## begin ENTRIES PROVIDED
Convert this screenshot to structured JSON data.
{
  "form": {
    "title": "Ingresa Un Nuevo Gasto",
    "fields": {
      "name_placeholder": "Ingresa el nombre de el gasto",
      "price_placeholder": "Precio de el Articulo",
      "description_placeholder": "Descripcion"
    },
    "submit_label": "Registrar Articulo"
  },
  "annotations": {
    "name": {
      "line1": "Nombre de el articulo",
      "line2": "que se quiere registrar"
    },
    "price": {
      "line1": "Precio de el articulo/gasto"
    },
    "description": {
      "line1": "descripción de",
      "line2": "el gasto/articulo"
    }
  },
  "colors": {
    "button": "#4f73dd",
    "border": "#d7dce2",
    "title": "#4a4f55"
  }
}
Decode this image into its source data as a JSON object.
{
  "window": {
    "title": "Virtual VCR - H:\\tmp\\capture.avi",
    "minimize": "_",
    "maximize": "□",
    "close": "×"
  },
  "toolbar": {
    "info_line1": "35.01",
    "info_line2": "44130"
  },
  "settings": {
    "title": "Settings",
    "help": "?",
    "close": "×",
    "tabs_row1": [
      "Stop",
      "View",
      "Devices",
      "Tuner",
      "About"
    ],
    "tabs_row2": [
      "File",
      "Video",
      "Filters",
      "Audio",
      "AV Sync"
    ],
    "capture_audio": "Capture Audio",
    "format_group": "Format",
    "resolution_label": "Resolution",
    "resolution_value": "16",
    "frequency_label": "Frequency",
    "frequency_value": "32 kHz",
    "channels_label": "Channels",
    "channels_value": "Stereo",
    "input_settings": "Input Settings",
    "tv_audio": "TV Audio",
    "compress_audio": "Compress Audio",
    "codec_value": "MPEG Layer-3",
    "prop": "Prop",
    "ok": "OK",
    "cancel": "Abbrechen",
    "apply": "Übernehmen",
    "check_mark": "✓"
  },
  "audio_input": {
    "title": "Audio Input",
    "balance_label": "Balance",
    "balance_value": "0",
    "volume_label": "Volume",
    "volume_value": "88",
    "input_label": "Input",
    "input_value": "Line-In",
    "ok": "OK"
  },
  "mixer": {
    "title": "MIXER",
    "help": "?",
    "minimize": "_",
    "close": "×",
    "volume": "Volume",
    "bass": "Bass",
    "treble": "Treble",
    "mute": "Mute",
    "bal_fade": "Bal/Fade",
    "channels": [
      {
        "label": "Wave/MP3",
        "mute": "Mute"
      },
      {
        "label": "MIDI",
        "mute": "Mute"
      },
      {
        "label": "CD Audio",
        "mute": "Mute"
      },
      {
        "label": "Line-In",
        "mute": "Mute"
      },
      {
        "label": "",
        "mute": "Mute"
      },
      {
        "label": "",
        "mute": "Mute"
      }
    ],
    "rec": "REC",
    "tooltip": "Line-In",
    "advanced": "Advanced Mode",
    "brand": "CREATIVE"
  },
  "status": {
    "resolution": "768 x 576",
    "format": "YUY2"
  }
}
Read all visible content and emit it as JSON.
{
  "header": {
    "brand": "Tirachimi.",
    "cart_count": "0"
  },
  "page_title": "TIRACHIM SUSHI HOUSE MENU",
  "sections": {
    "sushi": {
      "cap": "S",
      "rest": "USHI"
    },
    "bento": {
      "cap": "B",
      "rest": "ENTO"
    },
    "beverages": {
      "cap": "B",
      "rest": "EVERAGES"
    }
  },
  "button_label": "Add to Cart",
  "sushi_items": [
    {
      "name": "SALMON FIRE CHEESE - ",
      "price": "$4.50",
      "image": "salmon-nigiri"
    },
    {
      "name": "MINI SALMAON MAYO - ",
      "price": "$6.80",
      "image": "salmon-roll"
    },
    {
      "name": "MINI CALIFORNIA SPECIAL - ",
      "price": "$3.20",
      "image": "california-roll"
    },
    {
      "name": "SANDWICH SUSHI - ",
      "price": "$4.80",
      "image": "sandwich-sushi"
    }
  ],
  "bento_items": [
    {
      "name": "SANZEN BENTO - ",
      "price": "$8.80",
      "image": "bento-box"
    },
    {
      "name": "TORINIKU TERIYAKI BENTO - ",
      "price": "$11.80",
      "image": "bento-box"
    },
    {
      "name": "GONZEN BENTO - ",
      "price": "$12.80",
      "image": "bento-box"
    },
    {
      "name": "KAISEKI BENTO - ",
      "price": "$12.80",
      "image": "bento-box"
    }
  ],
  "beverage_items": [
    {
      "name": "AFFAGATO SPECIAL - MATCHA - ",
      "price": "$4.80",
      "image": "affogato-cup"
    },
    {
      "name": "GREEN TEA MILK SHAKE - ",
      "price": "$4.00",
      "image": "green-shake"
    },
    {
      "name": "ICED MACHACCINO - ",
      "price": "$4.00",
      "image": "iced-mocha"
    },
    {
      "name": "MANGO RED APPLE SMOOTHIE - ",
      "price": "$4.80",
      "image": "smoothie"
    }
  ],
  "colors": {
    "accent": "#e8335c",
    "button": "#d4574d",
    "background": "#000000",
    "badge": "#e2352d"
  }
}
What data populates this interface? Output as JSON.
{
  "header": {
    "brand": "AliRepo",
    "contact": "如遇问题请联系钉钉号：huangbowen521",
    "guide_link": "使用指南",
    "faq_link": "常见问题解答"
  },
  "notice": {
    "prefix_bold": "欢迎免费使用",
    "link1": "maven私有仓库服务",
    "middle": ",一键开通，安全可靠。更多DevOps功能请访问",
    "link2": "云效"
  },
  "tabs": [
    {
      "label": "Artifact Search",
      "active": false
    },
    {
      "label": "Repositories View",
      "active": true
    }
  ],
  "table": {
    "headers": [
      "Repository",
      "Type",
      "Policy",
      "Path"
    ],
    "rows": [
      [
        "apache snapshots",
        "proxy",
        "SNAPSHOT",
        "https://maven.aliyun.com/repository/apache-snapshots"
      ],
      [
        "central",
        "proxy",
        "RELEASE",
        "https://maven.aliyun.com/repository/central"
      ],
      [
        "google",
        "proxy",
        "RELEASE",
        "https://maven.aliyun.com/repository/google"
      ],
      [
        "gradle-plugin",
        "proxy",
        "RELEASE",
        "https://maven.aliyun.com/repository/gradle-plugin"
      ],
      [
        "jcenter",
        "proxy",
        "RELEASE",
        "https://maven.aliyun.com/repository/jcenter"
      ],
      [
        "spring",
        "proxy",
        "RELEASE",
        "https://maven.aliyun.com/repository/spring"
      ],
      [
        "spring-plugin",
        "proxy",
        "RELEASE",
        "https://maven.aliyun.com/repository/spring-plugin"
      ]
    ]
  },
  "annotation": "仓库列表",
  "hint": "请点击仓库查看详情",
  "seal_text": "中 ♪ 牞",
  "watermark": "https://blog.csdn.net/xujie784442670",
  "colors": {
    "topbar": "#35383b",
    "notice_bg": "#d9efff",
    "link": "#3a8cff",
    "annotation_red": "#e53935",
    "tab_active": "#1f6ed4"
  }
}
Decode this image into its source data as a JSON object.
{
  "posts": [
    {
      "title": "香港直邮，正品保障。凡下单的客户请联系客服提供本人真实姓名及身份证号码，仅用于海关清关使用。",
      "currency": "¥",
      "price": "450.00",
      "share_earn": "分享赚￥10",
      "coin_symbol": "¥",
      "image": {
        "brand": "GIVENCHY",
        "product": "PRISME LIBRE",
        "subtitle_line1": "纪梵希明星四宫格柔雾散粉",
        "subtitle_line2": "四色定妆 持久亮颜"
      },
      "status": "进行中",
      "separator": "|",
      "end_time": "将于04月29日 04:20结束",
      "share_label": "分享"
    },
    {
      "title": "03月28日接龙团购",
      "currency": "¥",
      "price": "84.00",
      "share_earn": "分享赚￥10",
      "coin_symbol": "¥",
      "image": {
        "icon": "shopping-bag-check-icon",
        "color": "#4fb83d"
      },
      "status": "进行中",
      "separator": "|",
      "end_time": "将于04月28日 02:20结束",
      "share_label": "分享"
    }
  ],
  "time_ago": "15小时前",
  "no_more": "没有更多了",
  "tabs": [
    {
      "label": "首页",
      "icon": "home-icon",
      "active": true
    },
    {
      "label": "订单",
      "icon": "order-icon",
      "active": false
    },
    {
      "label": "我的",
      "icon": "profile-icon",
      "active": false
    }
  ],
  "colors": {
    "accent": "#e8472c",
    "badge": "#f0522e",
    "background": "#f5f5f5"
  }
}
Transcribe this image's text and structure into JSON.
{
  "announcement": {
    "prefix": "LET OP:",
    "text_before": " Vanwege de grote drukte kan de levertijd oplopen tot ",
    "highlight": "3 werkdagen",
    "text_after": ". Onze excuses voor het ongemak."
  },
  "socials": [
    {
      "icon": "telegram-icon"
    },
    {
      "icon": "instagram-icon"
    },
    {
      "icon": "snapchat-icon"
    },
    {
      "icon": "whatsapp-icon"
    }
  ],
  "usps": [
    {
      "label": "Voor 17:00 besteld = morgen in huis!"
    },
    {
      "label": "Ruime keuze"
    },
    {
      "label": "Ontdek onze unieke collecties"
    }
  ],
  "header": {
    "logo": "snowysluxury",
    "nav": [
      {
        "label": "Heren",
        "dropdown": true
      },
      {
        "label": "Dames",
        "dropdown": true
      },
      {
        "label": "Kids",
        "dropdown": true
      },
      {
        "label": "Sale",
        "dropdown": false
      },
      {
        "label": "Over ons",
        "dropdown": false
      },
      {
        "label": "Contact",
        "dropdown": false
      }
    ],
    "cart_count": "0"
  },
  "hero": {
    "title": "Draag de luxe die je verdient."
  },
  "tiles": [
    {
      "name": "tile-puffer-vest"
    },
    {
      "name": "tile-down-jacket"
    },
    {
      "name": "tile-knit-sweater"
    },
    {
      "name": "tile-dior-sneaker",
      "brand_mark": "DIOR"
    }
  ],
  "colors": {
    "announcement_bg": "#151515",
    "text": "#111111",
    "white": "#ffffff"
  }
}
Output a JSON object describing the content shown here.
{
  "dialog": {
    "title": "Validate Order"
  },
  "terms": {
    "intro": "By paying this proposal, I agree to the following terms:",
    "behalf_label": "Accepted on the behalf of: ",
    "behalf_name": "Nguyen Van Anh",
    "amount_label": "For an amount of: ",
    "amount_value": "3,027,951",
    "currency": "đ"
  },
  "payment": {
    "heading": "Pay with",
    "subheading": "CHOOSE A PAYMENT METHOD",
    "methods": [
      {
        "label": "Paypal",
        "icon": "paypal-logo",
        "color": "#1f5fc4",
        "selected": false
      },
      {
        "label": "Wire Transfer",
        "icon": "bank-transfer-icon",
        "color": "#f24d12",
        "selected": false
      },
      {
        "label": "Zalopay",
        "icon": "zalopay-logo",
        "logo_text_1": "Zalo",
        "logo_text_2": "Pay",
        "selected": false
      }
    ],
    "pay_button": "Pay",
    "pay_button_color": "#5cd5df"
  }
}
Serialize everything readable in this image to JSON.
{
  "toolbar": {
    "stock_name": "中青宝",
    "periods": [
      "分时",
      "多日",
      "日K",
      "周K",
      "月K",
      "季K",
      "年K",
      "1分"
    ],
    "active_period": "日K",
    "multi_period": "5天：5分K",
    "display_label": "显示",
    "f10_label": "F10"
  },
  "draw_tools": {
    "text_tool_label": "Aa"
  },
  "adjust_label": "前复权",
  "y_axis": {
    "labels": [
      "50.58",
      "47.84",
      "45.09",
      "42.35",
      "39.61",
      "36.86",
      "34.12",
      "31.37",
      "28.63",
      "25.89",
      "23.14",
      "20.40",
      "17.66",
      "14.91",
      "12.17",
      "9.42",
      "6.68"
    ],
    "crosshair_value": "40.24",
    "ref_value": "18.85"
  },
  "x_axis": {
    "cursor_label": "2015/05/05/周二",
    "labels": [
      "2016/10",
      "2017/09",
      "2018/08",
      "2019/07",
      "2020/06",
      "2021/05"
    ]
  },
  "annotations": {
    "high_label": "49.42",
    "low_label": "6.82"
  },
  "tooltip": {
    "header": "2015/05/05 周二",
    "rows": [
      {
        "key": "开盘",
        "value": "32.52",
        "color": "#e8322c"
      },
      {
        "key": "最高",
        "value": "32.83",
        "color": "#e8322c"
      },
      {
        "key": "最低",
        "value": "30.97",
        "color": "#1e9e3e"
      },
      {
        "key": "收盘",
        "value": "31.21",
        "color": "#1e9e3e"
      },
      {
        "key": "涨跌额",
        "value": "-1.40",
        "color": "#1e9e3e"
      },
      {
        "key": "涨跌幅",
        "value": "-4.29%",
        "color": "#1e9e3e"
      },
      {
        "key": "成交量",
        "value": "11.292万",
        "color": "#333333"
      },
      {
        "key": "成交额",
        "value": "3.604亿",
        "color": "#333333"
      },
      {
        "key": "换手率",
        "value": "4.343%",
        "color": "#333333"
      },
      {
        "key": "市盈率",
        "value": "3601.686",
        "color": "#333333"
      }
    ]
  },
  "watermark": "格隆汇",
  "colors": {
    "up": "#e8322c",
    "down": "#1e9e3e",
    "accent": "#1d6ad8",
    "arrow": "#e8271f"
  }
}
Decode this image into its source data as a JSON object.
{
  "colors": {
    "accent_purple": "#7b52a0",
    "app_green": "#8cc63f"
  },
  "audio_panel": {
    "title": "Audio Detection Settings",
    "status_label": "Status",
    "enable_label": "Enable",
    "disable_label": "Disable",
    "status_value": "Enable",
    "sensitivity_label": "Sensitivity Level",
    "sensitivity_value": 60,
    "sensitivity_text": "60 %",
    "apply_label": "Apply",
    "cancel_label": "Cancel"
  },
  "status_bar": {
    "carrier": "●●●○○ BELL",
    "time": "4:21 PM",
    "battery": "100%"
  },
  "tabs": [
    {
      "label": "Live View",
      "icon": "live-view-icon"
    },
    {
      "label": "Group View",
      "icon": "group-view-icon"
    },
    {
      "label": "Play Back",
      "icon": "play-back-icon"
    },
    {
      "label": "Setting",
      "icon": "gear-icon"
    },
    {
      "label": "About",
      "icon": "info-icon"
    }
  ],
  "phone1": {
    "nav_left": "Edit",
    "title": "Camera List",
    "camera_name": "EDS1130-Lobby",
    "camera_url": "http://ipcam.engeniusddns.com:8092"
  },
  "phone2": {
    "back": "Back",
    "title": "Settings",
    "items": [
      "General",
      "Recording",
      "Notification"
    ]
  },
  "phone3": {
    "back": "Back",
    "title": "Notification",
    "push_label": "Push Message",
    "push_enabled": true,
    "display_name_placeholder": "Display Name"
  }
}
## end ENTRIES PROVIDED
• PROBLEM REQUIREMENTS
Take every line from the data above that holds "roll" and copy it out.

• SOLUTION TO THIS PROBLEM
      "image": "salmon-roll"
      "image": "california-roll"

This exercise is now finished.